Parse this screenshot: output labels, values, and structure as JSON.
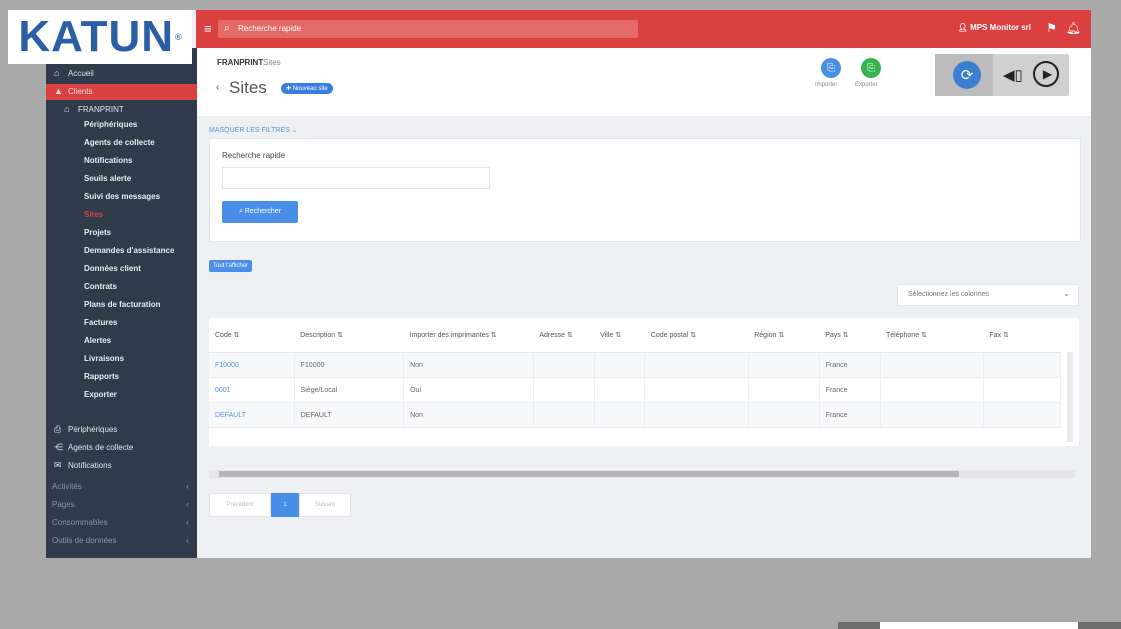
{
  "logo": {
    "text": "KATUN",
    "mark": "®"
  },
  "topbar": {
    "menu_icon": "≡",
    "search_icon": "⌕",
    "search_text": "Recherche rapide",
    "user_text": "MPS Monitor srl",
    "flag_icon": "⚑",
    "bell_icon": "🔔︎",
    "user_icon": "👤︎"
  },
  "sidebar": {
    "accueil": "Accueil",
    "clients": "Clients",
    "company": "FRANPRINT",
    "sub_items": [
      "Périphériques",
      "Agents de collecte",
      "Notifications",
      "Seuils alerte",
      "Suivi des messages",
      "Sites",
      "Projets",
      "Demandes d'assistance",
      "Données client",
      "Contrats",
      "Plans de facturation",
      "Factures",
      "Alertes",
      "Livraisons",
      "Rapports",
      "Exporter"
    ],
    "bottom_items": [
      "Périphériques",
      "Agents de collecte",
      "Notifications"
    ],
    "muted_items": [
      "Activités",
      "Pages",
      "Consommables",
      "Outils de données"
    ],
    "chevron": "‹"
  },
  "header": {
    "crumb1": "FRANPRINT",
    "crumb_sep": "/",
    "crumb2": "Sites",
    "back": "‹",
    "title": "Sites",
    "new_badge": "✚ Nouveau site",
    "import_label": "Importer",
    "export_label": "Exporter",
    "import_icon": "⎘",
    "export_icon": "⎘"
  },
  "media": {
    "rotate": "⟳",
    "volume": "◀︎▯",
    "play": "▶"
  },
  "filter": {
    "toggle": "MASQUER LES FILTRES ⌄",
    "label": "Recherche rapide",
    "input_value": "",
    "button": "⌕ Rechercher"
  },
  "toggle_all": "Tout l'afficher",
  "column_select": {
    "text": "Sélectionnez les colonnes",
    "chev": "⌄"
  },
  "table": {
    "headers": [
      "Code ⇅",
      "Description ⇅",
      "Importer des imprimantes ⇅",
      "Adresse ⇅",
      "Ville ⇅",
      "Code postal ⇅",
      "Région ⇅",
      "Pays ⇅",
      "Téléphone ⇅",
      "Fax ⇅"
    ],
    "rows": [
      [
        "F10000",
        "F10000",
        "Non",
        "",
        "",
        "",
        "",
        "France",
        "",
        ""
      ],
      [
        "0001",
        "Siège/Local",
        "Oui",
        "",
        "",
        "",
        "",
        "France",
        "",
        ""
      ],
      [
        "DEFAULT",
        "DEFAULT",
        "Non",
        "",
        "",
        "",
        "",
        "France",
        "",
        ""
      ]
    ]
  },
  "pager": {
    "prev": "Précédent",
    "current": "1",
    "next": "Suivant"
  }
}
---
### [Task requirements]
In the listing, find every line containing the word "rapide" and list it.

### [Exercise output]
    "search_text": "Recherche rapide",
    "label": "Recherche rapide",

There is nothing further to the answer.